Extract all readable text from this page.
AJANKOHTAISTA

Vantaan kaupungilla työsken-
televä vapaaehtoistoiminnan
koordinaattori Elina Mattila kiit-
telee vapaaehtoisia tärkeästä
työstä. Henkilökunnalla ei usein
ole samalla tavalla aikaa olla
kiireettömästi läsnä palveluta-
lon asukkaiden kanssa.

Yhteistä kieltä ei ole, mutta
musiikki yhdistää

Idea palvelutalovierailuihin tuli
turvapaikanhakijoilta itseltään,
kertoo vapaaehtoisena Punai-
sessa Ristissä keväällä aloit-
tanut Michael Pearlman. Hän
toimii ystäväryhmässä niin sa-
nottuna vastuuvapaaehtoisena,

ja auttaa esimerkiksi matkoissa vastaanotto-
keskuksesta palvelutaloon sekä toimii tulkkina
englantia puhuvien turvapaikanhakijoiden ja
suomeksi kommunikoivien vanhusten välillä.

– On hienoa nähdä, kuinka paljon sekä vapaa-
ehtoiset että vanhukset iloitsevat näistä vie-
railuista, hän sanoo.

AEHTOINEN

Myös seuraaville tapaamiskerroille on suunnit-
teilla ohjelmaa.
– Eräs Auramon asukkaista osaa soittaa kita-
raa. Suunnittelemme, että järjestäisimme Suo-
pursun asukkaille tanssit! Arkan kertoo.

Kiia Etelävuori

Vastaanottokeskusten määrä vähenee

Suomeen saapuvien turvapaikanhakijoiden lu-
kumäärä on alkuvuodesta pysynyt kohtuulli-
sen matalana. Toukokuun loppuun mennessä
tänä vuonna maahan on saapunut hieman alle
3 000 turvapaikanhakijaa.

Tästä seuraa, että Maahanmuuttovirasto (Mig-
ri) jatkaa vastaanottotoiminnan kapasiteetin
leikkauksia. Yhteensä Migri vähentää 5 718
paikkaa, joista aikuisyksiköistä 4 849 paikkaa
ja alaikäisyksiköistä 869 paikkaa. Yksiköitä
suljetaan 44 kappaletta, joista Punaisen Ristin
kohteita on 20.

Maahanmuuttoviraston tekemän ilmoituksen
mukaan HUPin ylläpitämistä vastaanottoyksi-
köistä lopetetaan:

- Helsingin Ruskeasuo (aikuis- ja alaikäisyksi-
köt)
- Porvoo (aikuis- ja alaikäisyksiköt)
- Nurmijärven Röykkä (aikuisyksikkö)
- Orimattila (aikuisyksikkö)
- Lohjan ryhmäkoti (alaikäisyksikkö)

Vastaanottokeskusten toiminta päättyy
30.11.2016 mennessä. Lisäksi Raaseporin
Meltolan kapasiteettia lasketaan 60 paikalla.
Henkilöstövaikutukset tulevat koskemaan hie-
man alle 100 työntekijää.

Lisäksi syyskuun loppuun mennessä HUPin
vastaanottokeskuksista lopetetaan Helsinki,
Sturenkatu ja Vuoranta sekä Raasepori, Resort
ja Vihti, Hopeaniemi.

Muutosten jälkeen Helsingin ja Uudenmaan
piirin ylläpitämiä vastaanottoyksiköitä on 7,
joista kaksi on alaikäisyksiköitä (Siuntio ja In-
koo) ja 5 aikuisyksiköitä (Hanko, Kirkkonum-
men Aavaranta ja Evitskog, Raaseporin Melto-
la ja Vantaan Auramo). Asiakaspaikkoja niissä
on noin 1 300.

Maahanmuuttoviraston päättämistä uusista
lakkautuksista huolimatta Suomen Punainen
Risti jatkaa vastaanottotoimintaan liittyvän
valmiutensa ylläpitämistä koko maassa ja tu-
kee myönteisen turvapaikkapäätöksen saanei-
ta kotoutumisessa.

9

______

__PROBLEM__. Show each line of the listing that holds the string "Helsingin".

__WORKED ANSWER__.
- Helsingin Ruskeasuo (aikuis- ja alaikäisyksi-
Muutosten jälkeen Helsingin ja Uudenmaan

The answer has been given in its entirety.